Excerpt from a dataset:
────

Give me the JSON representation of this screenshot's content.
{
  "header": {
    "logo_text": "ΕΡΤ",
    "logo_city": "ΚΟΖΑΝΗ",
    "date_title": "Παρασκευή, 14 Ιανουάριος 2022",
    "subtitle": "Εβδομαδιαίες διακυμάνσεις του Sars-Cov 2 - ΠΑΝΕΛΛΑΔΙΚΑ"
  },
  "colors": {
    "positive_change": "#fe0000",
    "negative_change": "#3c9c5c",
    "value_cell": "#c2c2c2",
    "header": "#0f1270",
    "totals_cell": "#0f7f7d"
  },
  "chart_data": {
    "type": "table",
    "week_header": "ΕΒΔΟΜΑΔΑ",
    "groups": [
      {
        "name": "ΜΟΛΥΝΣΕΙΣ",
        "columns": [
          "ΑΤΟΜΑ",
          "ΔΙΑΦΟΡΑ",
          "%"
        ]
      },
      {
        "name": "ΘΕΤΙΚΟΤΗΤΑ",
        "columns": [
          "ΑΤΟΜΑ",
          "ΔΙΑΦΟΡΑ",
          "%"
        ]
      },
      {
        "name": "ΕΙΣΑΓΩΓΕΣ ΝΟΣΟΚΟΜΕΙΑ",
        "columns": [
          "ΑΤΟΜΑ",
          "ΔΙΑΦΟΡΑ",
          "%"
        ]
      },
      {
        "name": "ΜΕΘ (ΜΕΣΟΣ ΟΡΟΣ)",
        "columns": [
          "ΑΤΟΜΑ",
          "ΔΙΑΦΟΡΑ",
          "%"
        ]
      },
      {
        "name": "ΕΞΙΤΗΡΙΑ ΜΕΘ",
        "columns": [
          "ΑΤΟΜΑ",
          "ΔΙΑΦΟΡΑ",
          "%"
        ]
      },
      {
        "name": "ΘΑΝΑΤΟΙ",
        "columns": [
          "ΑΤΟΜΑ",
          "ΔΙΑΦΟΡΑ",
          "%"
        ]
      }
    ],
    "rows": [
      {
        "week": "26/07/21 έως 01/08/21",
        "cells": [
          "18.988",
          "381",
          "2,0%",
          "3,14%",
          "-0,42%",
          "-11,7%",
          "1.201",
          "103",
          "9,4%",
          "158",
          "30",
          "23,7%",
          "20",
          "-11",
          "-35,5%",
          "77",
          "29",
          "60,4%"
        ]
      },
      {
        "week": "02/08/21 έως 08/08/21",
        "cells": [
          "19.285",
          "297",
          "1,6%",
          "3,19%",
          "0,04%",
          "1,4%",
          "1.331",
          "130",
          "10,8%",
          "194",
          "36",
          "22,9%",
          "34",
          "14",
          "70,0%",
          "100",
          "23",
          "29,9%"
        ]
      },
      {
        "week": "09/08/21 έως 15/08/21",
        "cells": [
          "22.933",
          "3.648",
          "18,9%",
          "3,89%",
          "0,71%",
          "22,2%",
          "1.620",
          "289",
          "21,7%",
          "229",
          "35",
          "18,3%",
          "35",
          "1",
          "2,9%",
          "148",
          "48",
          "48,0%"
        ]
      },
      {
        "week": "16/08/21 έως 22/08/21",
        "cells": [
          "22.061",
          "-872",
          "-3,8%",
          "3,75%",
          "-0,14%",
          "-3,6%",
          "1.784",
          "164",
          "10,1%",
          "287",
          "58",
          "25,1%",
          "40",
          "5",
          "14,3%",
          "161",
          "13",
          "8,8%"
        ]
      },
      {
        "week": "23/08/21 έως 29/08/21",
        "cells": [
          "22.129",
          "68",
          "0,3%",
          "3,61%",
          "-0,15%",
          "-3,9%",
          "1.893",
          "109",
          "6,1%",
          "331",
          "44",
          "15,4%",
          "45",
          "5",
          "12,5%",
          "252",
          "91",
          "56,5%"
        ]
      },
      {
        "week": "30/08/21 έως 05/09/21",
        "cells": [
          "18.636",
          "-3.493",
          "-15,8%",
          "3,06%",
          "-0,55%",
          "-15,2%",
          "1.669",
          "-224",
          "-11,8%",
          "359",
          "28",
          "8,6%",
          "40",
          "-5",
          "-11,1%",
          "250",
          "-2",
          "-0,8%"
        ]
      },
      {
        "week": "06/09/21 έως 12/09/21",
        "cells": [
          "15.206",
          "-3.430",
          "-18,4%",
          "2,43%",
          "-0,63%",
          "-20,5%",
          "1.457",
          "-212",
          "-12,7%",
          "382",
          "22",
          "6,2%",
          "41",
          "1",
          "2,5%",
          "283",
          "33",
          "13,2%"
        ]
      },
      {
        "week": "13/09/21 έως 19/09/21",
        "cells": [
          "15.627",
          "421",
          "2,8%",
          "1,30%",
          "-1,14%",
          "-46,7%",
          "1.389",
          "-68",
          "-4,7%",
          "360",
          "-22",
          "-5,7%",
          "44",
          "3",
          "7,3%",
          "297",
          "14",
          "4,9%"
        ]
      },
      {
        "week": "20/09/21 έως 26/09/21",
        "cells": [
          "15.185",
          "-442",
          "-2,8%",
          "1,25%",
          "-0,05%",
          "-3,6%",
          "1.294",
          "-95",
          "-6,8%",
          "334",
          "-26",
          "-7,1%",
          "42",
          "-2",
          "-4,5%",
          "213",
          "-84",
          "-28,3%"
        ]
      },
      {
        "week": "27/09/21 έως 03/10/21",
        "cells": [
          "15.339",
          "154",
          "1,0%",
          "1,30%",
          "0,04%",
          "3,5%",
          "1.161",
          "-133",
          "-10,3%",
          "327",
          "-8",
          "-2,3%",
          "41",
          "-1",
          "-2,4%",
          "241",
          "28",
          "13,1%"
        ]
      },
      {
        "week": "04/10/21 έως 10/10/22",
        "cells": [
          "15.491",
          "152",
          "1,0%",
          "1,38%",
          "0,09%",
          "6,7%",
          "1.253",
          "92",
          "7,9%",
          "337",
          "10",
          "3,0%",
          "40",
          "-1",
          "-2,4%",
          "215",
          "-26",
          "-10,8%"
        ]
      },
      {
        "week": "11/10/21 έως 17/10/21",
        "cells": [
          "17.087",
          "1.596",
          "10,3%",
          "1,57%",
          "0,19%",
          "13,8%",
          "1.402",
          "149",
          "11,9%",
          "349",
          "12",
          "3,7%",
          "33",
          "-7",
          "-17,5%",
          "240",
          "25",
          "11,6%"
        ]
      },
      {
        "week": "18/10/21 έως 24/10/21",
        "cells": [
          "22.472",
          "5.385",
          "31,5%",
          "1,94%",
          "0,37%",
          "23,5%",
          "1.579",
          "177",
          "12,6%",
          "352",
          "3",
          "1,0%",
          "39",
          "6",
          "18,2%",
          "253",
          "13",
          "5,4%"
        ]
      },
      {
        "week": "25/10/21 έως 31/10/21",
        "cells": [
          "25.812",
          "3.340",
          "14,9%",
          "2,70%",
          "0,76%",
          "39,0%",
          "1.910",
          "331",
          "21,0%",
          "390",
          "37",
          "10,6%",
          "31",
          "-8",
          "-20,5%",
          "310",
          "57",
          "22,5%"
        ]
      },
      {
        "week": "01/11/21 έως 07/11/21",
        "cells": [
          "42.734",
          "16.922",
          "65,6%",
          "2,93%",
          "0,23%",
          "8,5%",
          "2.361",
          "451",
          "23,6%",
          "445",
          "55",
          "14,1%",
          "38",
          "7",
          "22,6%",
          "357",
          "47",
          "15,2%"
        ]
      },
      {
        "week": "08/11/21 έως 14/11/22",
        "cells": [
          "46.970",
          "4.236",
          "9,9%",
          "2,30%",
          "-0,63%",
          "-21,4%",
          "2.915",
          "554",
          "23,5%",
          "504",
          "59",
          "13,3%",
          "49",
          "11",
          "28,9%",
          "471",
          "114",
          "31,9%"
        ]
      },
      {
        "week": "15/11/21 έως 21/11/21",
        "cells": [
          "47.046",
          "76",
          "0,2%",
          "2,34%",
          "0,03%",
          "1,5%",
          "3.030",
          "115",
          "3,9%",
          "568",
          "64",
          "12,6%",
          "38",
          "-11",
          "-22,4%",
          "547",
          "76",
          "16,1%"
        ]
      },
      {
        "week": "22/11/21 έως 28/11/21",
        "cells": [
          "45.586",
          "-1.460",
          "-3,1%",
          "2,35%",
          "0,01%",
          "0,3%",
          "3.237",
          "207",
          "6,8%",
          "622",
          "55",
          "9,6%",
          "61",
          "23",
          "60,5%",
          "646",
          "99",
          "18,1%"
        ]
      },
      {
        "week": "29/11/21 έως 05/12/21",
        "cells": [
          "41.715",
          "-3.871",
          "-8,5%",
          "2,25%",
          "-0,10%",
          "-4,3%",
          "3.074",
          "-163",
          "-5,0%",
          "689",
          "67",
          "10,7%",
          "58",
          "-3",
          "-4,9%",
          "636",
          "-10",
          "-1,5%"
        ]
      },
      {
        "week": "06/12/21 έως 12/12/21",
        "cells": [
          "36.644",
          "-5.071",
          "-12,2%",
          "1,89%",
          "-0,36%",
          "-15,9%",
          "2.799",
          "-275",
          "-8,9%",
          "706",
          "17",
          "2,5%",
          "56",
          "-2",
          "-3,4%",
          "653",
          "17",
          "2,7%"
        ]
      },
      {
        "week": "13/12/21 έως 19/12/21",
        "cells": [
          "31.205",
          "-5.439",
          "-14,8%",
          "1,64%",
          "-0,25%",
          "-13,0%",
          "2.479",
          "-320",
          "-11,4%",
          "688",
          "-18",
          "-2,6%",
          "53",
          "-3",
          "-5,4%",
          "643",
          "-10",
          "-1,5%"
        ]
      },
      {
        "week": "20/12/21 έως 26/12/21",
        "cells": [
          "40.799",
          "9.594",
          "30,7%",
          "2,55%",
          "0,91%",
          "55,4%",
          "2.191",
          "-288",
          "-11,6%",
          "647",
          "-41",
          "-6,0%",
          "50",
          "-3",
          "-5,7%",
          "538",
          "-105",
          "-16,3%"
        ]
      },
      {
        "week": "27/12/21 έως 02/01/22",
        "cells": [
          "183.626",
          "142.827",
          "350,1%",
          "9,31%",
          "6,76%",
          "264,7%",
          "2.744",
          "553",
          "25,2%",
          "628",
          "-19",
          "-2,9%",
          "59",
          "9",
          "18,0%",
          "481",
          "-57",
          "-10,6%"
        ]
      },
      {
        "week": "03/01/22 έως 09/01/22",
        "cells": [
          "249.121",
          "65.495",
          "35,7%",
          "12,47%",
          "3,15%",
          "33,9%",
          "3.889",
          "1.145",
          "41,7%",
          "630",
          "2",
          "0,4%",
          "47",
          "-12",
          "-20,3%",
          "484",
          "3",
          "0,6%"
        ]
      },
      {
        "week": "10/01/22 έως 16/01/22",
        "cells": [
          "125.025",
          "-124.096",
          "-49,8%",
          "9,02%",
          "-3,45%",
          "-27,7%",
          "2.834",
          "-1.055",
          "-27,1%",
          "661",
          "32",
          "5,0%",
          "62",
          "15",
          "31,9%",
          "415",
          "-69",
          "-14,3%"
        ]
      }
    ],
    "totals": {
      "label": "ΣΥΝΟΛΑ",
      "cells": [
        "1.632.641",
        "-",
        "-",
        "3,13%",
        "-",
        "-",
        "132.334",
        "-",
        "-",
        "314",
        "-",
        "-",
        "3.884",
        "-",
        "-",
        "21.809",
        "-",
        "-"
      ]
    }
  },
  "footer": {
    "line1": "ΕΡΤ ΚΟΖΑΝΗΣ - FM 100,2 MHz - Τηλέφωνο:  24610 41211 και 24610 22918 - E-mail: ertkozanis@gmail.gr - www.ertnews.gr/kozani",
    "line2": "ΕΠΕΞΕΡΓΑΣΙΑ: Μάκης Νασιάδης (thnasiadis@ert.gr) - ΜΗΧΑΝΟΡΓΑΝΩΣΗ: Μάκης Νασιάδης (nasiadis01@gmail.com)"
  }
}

────

• [Objective]
Copy out each line of the data where the string "name" appears.

• [Solution for this task]
        "name": "ΜΟΛΥΝΣΕΙΣ",
        "name": "ΘΕΤΙΚΟΤΗΤΑ",
        "name": "ΕΙΣΑΓΩΓΕΣ ΝΟΣΟΚΟΜΕΙΑ",
        "name": "ΜΕΘ (ΜΕΣΟΣ ΟΡΟΣ)",
        "name": "ΕΞΙΤΗΡΙΑ ΜΕΘ",
        "name": "ΘΑΝΑΤΟΙ",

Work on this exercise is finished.